## begin Dataset extract
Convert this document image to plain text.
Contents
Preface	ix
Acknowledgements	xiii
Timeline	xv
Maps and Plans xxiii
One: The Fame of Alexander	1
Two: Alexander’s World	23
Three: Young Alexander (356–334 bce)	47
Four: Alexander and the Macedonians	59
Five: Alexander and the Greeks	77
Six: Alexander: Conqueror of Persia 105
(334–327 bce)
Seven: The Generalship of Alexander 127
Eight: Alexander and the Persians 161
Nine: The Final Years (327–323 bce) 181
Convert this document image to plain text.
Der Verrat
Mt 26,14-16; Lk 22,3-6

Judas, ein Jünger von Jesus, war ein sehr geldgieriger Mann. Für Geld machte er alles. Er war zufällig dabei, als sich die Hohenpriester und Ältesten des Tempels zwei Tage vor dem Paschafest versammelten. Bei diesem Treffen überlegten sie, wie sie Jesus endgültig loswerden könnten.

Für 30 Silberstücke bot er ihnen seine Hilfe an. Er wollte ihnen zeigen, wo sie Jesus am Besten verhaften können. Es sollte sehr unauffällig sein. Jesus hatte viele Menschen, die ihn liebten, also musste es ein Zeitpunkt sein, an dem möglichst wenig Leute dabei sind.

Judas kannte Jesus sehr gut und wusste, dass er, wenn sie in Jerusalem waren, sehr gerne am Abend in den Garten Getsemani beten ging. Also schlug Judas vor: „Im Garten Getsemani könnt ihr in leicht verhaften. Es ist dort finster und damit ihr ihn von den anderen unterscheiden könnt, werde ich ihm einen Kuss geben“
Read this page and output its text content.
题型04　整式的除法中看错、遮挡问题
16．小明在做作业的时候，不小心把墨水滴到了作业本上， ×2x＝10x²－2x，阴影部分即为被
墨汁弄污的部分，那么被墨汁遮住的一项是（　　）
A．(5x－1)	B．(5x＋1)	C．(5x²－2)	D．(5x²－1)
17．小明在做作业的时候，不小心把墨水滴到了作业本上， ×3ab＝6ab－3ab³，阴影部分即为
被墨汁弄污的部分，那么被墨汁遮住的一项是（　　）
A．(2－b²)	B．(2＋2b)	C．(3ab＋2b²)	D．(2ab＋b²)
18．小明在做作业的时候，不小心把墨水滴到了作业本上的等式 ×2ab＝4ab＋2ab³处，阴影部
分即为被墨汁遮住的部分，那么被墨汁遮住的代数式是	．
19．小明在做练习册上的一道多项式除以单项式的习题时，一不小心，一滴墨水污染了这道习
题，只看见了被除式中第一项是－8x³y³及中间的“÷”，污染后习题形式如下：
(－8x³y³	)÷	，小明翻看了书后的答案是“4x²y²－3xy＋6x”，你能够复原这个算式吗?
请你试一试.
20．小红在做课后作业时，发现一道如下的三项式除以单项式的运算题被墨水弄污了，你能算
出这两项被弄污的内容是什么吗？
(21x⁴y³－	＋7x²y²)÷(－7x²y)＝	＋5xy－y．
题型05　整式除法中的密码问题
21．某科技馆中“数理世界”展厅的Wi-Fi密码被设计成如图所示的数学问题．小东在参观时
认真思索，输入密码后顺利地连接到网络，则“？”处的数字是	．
## end Dataset extract
* Short task
How many lines of these entries hold the string "那么被墨汁遮住的一项是"? Answer with the number alone.

* Output of the exercise
2